**Stated problem**
Show all lines from the data that include the word "تماما".

Saved entries:

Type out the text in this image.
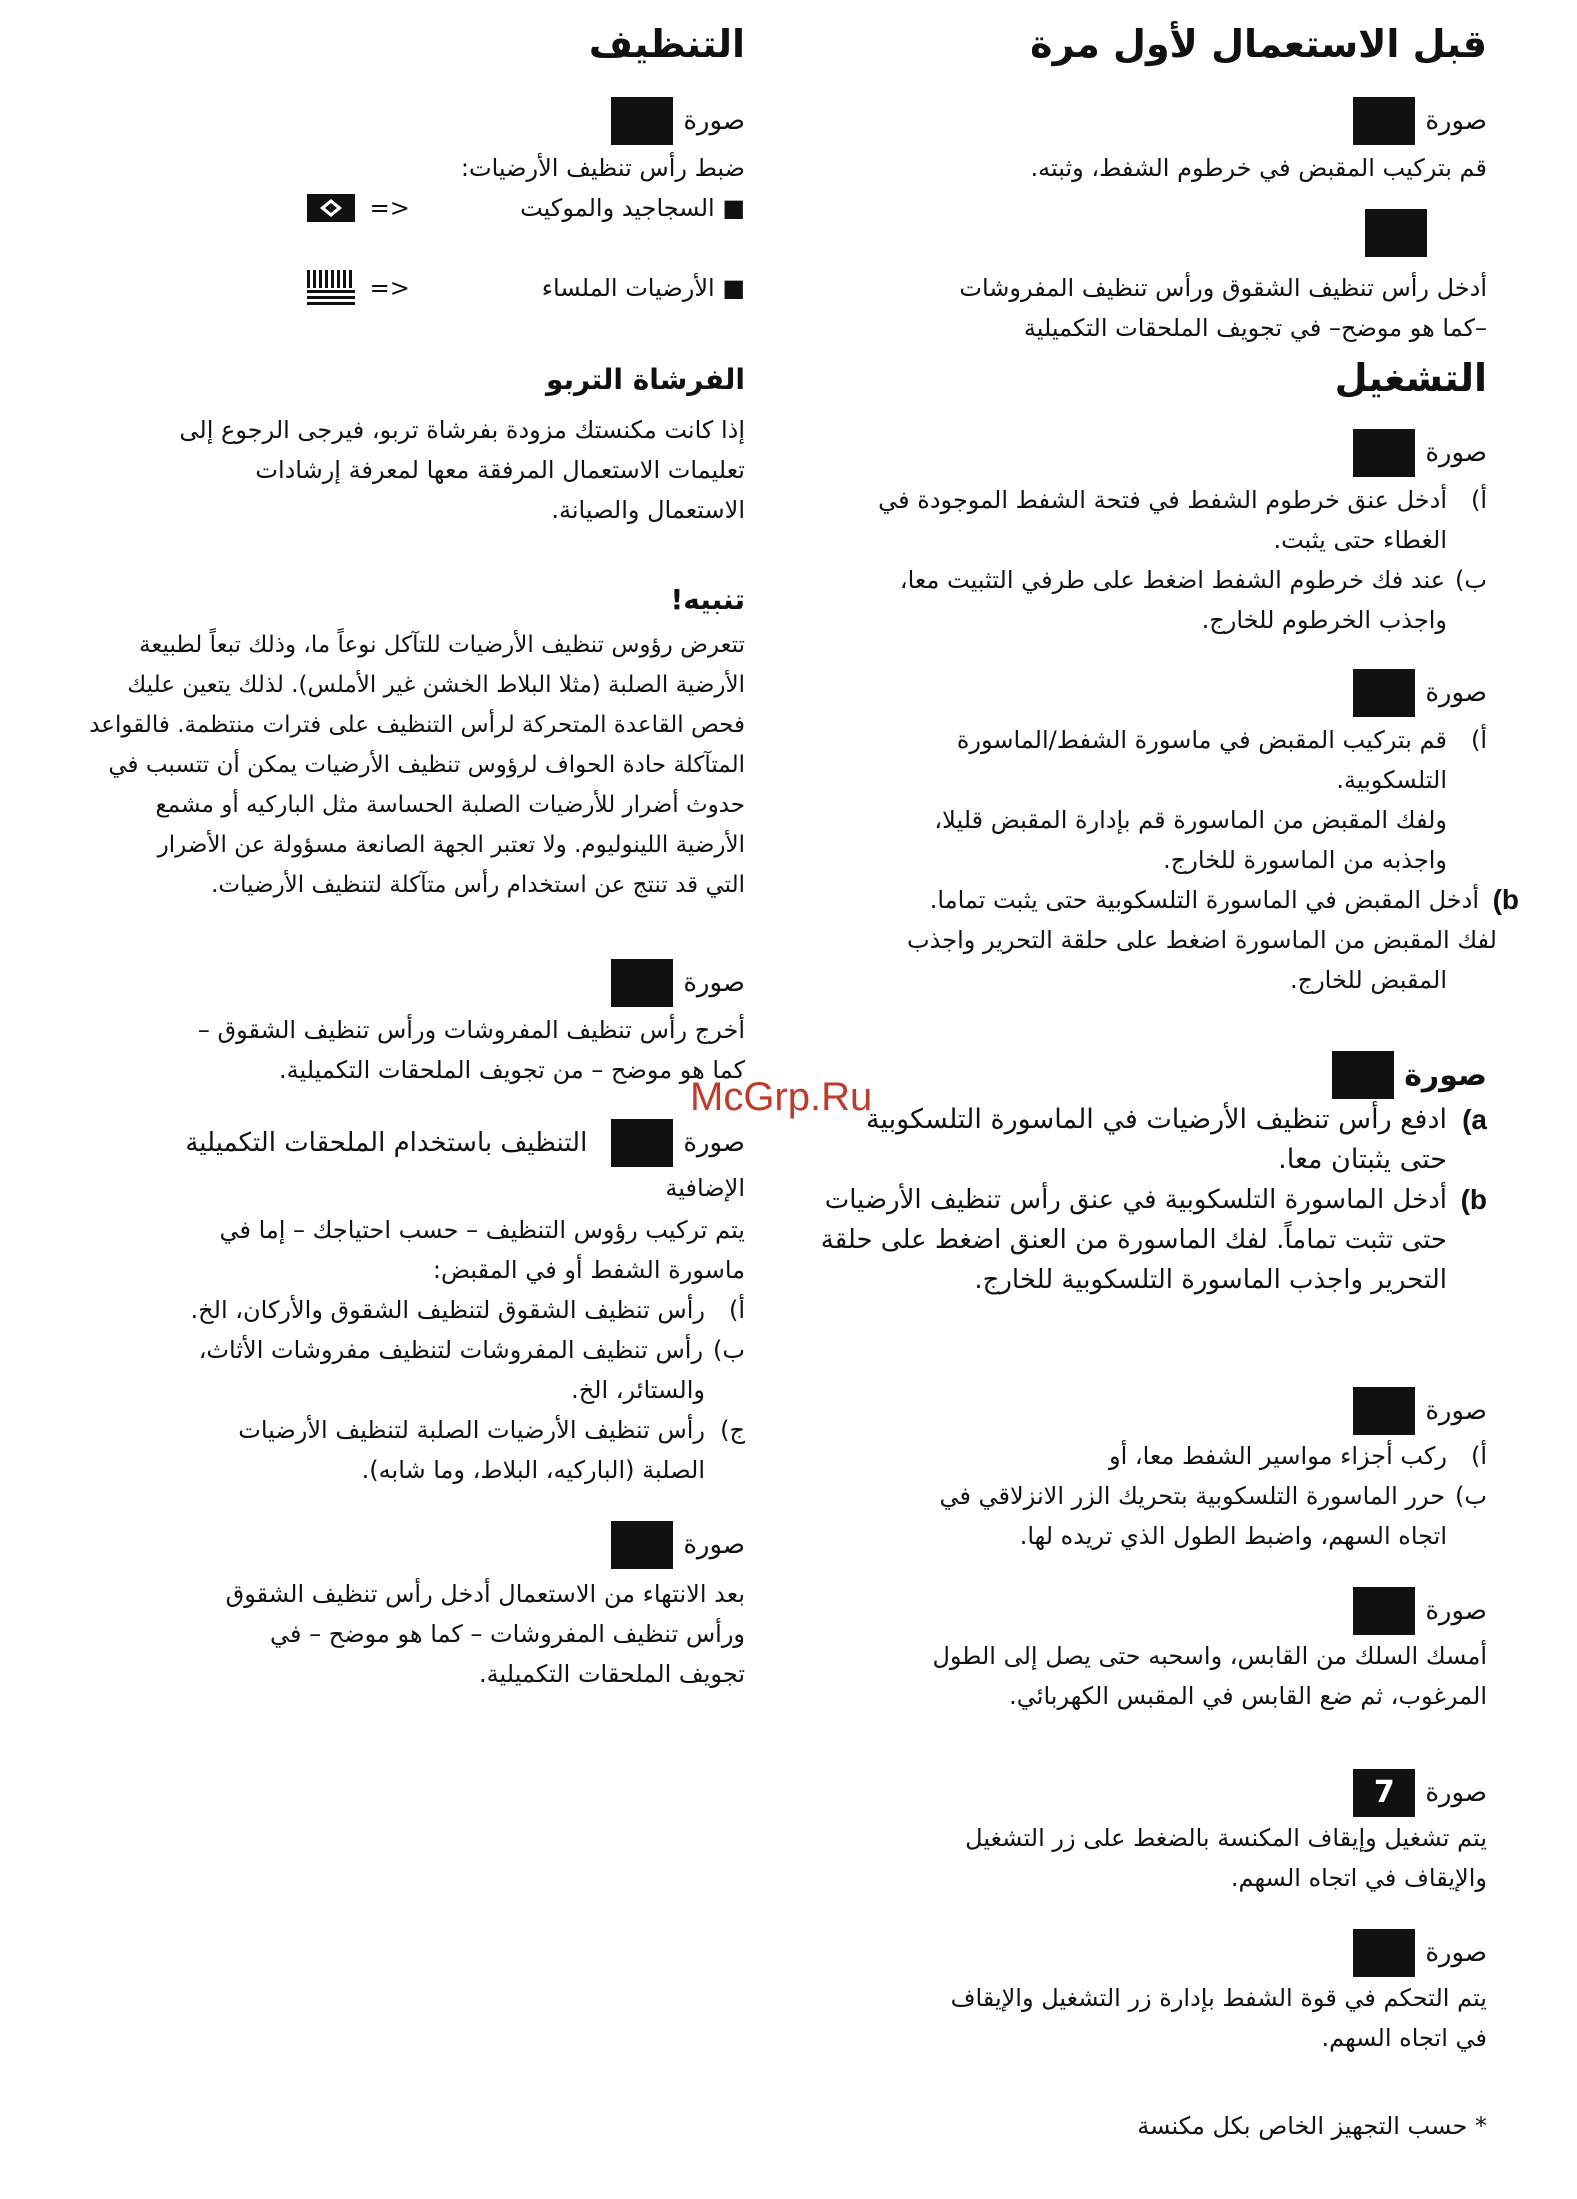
قبل الاستعمال لأول مرة
صورة

قم بتركيب المقبض في خرطوم الشفط، وثبته.

أدخل رأس تنظيف الشقوق ورأس تنظيف المفروشات

–كما هو موضح– في تجويف الملحقات التكميلية

التشغيل
صورة
أ)
أدخل عنق خرطوم الشفط في فتحة الشفط الموجودة في
الغطاء حتى يثبت.
ب)
عند فك خرطوم الشفط اضغط على طرفي التثبيت معا،
واجذب الخرطوم للخارج.
صورة
أ)
قم بتركيب المقبض في ماسورة الشفط/الماسورة
التلسكوبية.
ولفك المقبض من الماسورة قم بإدارة المقبض قليلا،
واجذبه من الماسورة للخارج.
b)
أدخل المقبض في الماسورة التلسكوبية حتى يثبت تماما.
لفك المقبض من الماسورة اضغط على حلقة التحرير واجذب
المقبض للخارج.
صورة
a)
ادفع رأس تنظيف الأرضيات في الماسورة التلسكوبية
حتى يثبتان معا.
b)
أدخل الماسورة التلسكوبية في عنق رأس تنظيف الأرضيات
حتى تثبت تماماً. لفك الماسورة من العنق اضغط على حلقة
التحرير واجذب الماسورة التلسكوبية للخارج.
صورة
أ)
ركب أجزاء مواسير الشفط معا، أو
ب)
حرر الماسورة التلسكوبية بتحريك الزر الانزلاقي في
اتجاه السهم، واضبط الطول الذي تريده لها.
صورة

أمسك السلك من القابس، واسحبه حتى يصل إلى الطول

المرغوب، ثم ضع القابس في المقبس الكهربائي.

صورة
7

يتم تشغيل وإيقاف المكنسة بالضغط على زر التشغيل

والإيقاف في اتجاه السهم.

صورة

يتم التحكم في قوة الشفط بإدارة زر التشغيل والإيقاف

في اتجاه السهم.

التنظيف
صورة

ضبط رأس تنظيف الأرضيات:

■
السجاجيد والموكيت
<=
■
الأرضيات الملساء
<=
الفرشاة التربو

إذا كانت مكنستك مزودة بفرشاة تربو، فيرجى الرجوع إلى

تعليمات الاستعمال المرفقة معها لمعرفة إرشادات

الاستعمال والصيانة.

تنبيه!

تتعرض رؤوس تنظيف الأرضيات للتآكل نوعاً ما، وذلك تبعاً لطبيعة

الأرضية الصلبة (مثلا البلاط الخشن غير الأملس). لذلك يتعين عليك

فحص القاعدة المتحركة لرأس التنظيف على فترات منتظمة. فالقواعد

المتآكلة حادة الحواف لرؤوس تنظيف الأرضيات يمكن أن تتسبب في

حدوث أضرار للأرضيات الصلبة الحساسة مثل الباركيه أو مشمع

الأرضية اللينوليوم. ولا تعتبر الجهة الصانعة مسؤولة عن الأضرار

التي قد تنتج عن استخدام رأس متآكلة لتنظيف الأرضيات.

صورة

أخرج رأس تنظيف المفروشات ورأس تنظيف الشقوق –

كما هو موضح – من تجويف الملحقات التكميلية.

صورة
التنظيف باستخدام الملحقات التكميلية

الإضافية

يتم تركيب رؤوس التنظيف – حسب احتياجك – إما في

ماسورة الشفط أو في المقبض:

أ)
رأس تنظيف الشقوق لتنظيف الشقوق والأركان، الخ.
ب)
رأس تنظيف المفروشات لتنظيف مفروشات الأثاث،
والستائر، الخ.
ج)
رأس تنظيف الأرضيات الصلبة لتنظيف الأرضيات
الصلبة (الباركيه، البلاط، وما شابه).
صورة

بعد الانتهاء من الاستعمال أدخل رأس تنظيف الشقوق

ورأس تنظيف المفروشات – كما هو موضح – في

تجويف الملحقات التكميلية.

McGrp.Ru
* حسب التجهيز الخاص بكل مكنسة
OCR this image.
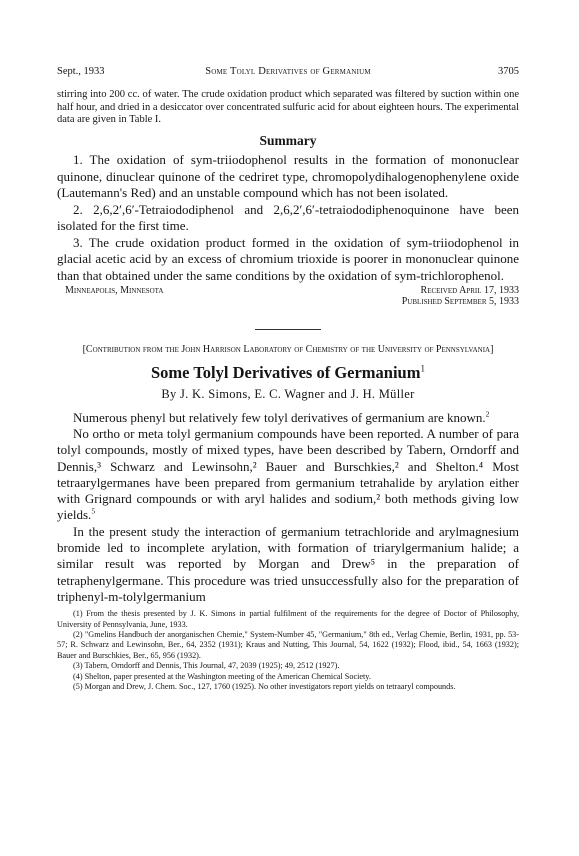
Sept., 1933	Some Tolyl Derivatives of Germanium	3705
stirring into 200 cc. of water. The crude oxidation product which separated was filtered by suction within one half hour, and dried in a desiccator over concentrated sulfuric acid for about eighteen hours. The experimental data are given in Table I.
Summary

1. The oxidation of sym-triiodophenol results in the formation of mononuclear quinone, dinuclear quinone of the cedriret type, chromopolydihalogenophenylene oxide (Lautemann's Red) and an unstable compound which has not been isolated.

2. 2,6,2′,6′-Tetraiododiphenol and 2,6,2′,6′-tetraiododiphenoquinone have been isolated for the first time.

3. The crude oxidation product formed in the oxidation of sym-triiodophenol in glacial acetic acid by an excess of chromium trioxide is poorer in mononuclear quinone than that obtained under the same conditions by the oxidation of sym-trichlorophenol.

Minneapolis, Minnesota	Received April 17, 1933
Published September 5, 1933
[Contribution from the John Harrison Laboratory of Chemistry of the University of Pennsylvania]
Some Tolyl Derivatives of Germanium$^1$
By J. K. Simons, E. C. Wagner and J. H. Müller

Numerous phenyl but relatively few tolyl derivatives of germanium are known.$^2$

No ortho or meta tolyl germanium compounds have been reported. A number of para tolyl compounds, mostly of mixed types, have been described by Tabern, Orndorff and Dennis,³ Schwarz and Lewinsohn,² Bauer and Burschkies,² and Shelton.⁴ Most tetraarylgermanes have been prepared from germanium tetrahalide by arylation either with Grignard compounds or with aryl halides and sodium,² both methods giving low yields.$^5$

In the present study the interaction of germanium tetrachloride and arylmagnesium bromide led to incomplete arylation, with formation of triarylgermanium halide; a similar result was reported by Morgan and Drew⁵ in the preparation of tetraphenylgermane. This procedure was tried unsuccessfully also for the preparation of triphenyl-m-tolylgermanium

(1) From the thesis presented by J. K. Simons in partial fulfilment of the requirements for the degree of Doctor of Philosophy, University of Pennsylvania, June, 1933.

(2) "Gmelins Handbuch der anorganischen Chemie," System-Number 45, "Germanium," 8th ed., Verlag Chemie, Berlin, 1931, pp. 53-57; R. Schwarz and Lewinsohn, Ber., 64, 2352 (1931); Kraus and Nutting, This Journal, 54, 1622 (1932); Flood, ibid., 54, 1663 (1932); Bauer and Burschkies, Ber., 65, 956 (1932).

(3) Tabern, Orndorff and Dennis, This Journal, 47, 2039 (1925); 49, 2512 (1927).

(4) Shelton, paper presented at the Washington meeting of the American Chemical Society.

(5) Morgan and Drew, J. Chem. Soc., 127, 1760 (1925). No other investigators report yields on tetraaryl compounds.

**Answer in full**
أدخل المقبض في الماسورة التلسكوبية حتى يثبت تماما.
حتى تثبت تماماً. لفك الماسورة من العنق اضغط على حلقة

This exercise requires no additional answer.